• Exercise directions: Write the material out again, line by line, exactly as it is.

• Extracted records:
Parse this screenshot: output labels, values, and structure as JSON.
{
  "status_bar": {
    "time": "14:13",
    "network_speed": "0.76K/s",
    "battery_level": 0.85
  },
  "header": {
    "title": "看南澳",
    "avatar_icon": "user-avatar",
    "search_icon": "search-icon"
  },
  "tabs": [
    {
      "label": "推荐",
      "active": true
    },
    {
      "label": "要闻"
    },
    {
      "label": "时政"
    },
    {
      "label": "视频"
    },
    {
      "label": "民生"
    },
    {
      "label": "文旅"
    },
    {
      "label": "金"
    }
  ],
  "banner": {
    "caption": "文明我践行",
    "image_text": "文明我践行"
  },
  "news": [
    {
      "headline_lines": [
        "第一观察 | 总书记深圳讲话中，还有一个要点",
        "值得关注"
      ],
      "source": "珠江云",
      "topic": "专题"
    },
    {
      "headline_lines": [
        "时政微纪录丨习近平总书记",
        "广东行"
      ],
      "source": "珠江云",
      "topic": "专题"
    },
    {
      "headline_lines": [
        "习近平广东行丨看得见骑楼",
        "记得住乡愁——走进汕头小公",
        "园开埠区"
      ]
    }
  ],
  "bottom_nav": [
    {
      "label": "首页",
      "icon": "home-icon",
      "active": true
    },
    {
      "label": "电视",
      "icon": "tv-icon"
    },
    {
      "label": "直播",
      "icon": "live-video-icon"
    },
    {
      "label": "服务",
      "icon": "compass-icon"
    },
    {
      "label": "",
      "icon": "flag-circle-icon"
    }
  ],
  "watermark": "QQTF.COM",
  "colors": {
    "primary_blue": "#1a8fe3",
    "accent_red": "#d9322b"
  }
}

• The response:
Parse this screenshot: output labels, values, and structure as JSON.
{
  "status_bar": {
    "time": "14:13",
    "network_speed": "0.76K/s",
    "battery_level": 0.85
  },
  "header": {
    "title": "看南澳",
    "avatar_icon": "user-avatar",
    "search_icon": "search-icon"
  },
  "tabs": [
    {
      "label": "推荐",
      "active": true
    },
    {
      "label": "要闻"
    },
    {
      "label": "时政"
    },
    {
      "label": "视频"
    },
    {
      "label": "民生"
    },
    {
      "label": "文旅"
    },
    {
      "label": "金"
    }
  ],
  "banner": {
    "caption": "文明我践行",
    "image_text": "文明我践行"
  },
  "news": [
    {
      "headline_lines": [
        "第一观察 | 总书记深圳讲话中，还有一个要点",
        "值得关注"
      ],
      "source": "珠江云",
      "topic": "专题"
    },
    {
      "headline_lines": [
        "时政微纪录丨习近平总书记",
        "广东行"
      ],
      "source": "珠江云",
      "topic": "专题"
    },
    {
      "headline_lines": [
        "习近平广东行丨看得见骑楼",
        "记得住乡愁——走进汕头小公",
        "园开埠区"
      ]
    }
  ],
  "bottom_nav": [
    {
      "label": "首页",
      "icon": "home-icon",
      "active": true
    },
    {
      "label": "电视",
      "icon": "tv-icon"
    },
    {
      "label": "直播",
      "icon": "live-video-icon"
    },
    {
      "label": "服务",
      "icon": "compass-icon"
    },
    {
      "label": "",
      "icon": "flag-circle-icon"
    }
  ],
  "watermark": "QQTF.COM",
  "colors": {
    "primary_blue": "#1a8fe3",
    "accent_red": "#d9322b"
  }
}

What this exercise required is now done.